Dataset content
## Start

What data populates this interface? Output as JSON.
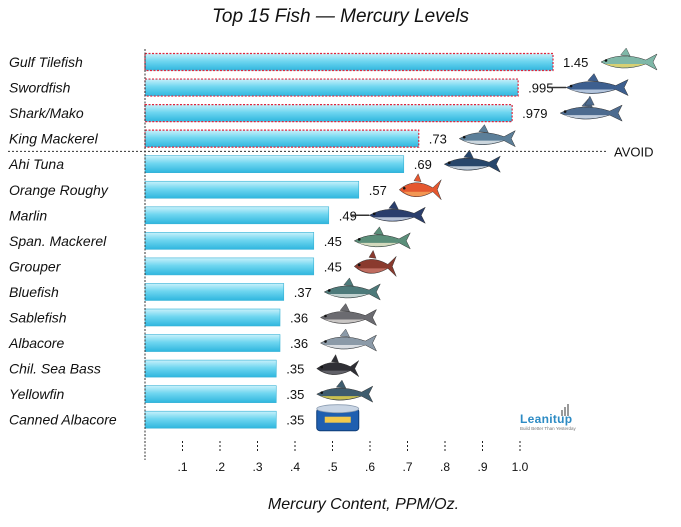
{
  "chart_data": {
    "type": "bar",
    "orientation": "horizontal",
    "title": "Top 15 Fish — Mercury Levels",
    "xlabel": "Mercury Content, PPM/Oz.",
    "ylabel": "",
    "xlim": [
      0,
      1.0
    ],
    "x_ticks": [
      ".1",
      ".2",
      ".3",
      ".4",
      ".5",
      ".6",
      ".7",
      ".8",
      ".9",
      "1.0"
    ],
    "grid": false,
    "categories": [
      "Gulf Tilefish",
      "Swordfish",
      "Shark/Mako",
      "King Mackerel",
      "Ahi Tuna",
      "Orange Roughy",
      "Marlin",
      "Span. Mackerel",
      "Grouper",
      "Bluefish",
      "Sablefish",
      "Albacore",
      "Chil. Sea Bass",
      "Yellowfin",
      "Canned Albacore"
    ],
    "values": [
      1.45,
      0.995,
      0.979,
      0.73,
      0.69,
      0.57,
      0.49,
      0.45,
      0.45,
      0.37,
      0.36,
      0.36,
      0.35,
      0.35,
      0.35
    ],
    "value_labels": [
      "1.45",
      ".995",
      ".979",
      ".73",
      ".69",
      ".57",
      ".49",
      ".45",
      ".45",
      ".37",
      ".36",
      ".36",
      ".35",
      ".35",
      ".35"
    ],
    "threshold_label": "AVOID",
    "avoid_count": 4,
    "bar_color": "#4fc8e8",
    "avoid_outline_color": "#e0263c"
  },
  "icons": [
    "tilefish-icon",
    "swordfish-icon",
    "shark-icon",
    "king-mackerel-icon",
    "ahi-tuna-icon",
    "orange-roughy-icon",
    "marlin-icon",
    "spanish-mackerel-icon",
    "grouper-icon",
    "bluefish-icon",
    "sablefish-icon",
    "albacore-icon",
    "sea-bass-icon",
    "yellowfin-icon",
    "canned-tuna-icon"
  ],
  "logo": {
    "name": "LeanItUp",
    "tagline": "Build Better Than Yesterday"
  }
}
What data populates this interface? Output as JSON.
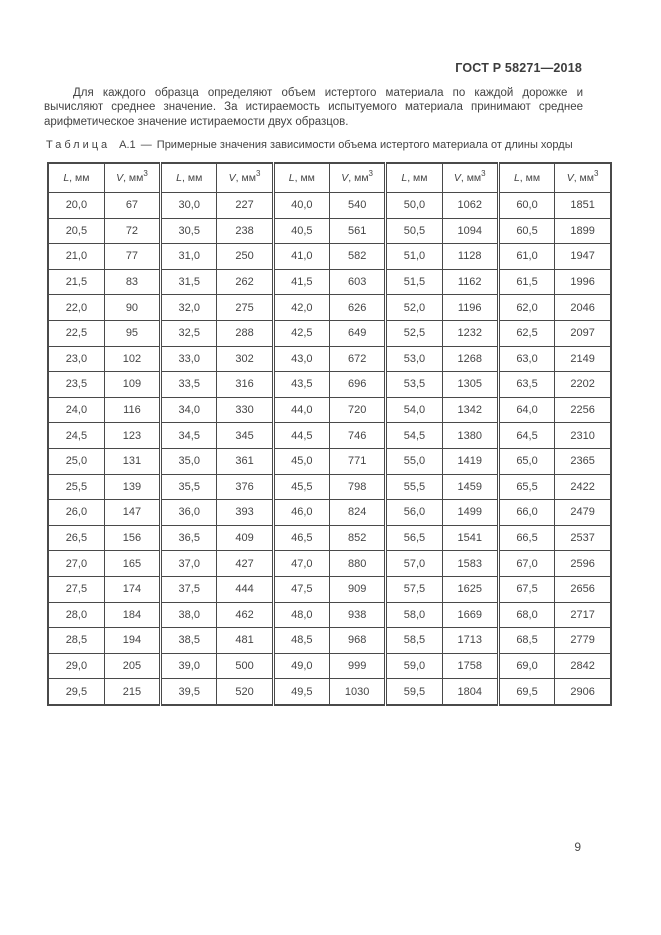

## End

Requirement
Drop the pictures and reproduce the rest of the entries above exactly.

Response to the exercise
What data populates this interface? Output as JSON.
{
  "chart_data": {
    "type": "bar",
    "orientation": "horizontal",
    "title": "Top 15 Fish — Mercury Levels",
    "xlabel": "Mercury Content, PPM/Oz.",
    "ylabel": "",
    "xlim": [
      0,
      1.0
    ],
    "x_ticks": [
      ".1",
      ".2",
      ".3",
      ".4",
      ".5",
      ".6",
      ".7",
      ".8",
      ".9",
      "1.0"
    ],
    "grid": false,
    "categories": [
      "Gulf Tilefish",
      "Swordfish",
      "Shark/Mako",
      "King Mackerel",
      "Ahi Tuna",
      "Orange Roughy",
      "Marlin",
      "Span. Mackerel",
      "Grouper",
      "Bluefish",
      "Sablefish",
      "Albacore",
      "Chil. Sea Bass",
      "Yellowfin",
      "Canned Albacore"
    ],
    "values": [
      1.45,
      0.995,
      0.979,
      0.73,
      0.69,
      0.57,
      0.49,
      0.45,
      0.45,
      0.37,
      0.36,
      0.36,
      0.35,
      0.35,
      0.35
    ],
    "value_labels": [
      "1.45",
      ".995",
      ".979",
      ".73",
      ".69",
      ".57",
      ".49",
      ".45",
      ".45",
      ".37",
      ".36",
      ".36",
      ".35",
      ".35",
      ".35"
    ],
    "threshold_label": "AVOID",
    "avoid_count": 4,
    "bar_color": "#4fc8e8",
    "avoid_outline_color": "#e0263c"
  },
  "icons": [
    "tilefish-icon",
    "swordfish-icon",
    "shark-icon",
    "king-mackerel-icon",
    "ahi-tuna-icon",
    "orange-roughy-icon",
    "marlin-icon",
    "spanish-mackerel-icon",
    "grouper-icon",
    "bluefish-icon",
    "sablefish-icon",
    "albacore-icon",
    "sea-bass-icon",
    "yellowfin-icon",
    "canned-tuna-icon"
  ],
  "logo": {
    "name": "LeanItUp",
    "tagline": "Build Better Than Yesterday"
  }
}
What data populates this interface? Output as JSON.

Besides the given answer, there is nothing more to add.